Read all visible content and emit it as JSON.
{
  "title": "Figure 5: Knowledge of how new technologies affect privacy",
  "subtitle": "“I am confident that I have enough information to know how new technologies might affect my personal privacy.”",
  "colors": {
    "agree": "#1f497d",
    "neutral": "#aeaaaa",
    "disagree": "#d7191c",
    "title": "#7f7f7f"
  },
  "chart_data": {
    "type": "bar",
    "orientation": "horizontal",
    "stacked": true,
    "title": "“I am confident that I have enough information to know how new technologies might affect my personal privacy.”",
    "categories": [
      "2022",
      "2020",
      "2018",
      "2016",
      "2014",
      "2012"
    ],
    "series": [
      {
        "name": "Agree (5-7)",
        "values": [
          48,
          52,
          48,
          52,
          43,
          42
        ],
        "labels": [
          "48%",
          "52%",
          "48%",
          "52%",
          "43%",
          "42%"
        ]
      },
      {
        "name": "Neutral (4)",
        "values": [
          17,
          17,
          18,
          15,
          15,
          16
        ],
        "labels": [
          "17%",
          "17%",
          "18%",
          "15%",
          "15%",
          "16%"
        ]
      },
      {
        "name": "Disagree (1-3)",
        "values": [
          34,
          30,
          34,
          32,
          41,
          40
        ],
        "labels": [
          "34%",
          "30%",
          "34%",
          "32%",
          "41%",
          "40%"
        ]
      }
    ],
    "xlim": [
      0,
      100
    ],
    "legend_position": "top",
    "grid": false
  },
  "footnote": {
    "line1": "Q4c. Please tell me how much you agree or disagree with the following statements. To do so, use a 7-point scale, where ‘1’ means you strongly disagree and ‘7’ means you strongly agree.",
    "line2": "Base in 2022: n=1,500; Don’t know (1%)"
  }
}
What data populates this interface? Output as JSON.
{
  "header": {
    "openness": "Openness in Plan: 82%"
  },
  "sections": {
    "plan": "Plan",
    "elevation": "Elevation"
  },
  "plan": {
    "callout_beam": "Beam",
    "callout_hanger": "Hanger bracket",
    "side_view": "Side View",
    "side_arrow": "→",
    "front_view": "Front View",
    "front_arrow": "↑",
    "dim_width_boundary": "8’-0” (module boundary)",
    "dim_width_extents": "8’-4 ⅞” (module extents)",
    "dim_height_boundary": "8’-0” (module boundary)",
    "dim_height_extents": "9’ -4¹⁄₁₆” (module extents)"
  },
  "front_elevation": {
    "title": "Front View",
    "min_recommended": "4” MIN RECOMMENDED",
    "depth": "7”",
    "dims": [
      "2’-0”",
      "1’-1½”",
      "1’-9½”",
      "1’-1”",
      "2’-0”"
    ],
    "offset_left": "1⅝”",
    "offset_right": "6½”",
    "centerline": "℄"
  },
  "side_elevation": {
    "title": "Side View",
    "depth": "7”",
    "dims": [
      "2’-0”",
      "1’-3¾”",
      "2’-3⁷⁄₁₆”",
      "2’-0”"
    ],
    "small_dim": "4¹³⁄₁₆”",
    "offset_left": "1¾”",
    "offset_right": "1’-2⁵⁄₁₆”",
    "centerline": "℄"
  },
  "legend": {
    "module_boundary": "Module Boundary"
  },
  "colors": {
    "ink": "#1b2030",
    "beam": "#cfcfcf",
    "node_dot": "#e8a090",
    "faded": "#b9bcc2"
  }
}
+---+
WHAT YOU ARE ASKED TO DO:
Look above for every line with the word "that" and copy it.

EXERCISE OUTPUT:
  "subtitle": "“I am confident that I have enough information to know how new technologies might affect my personal privacy.”",
    "title": "“I am confident that I have enough information to know how new technologies might affect my personal privacy.”",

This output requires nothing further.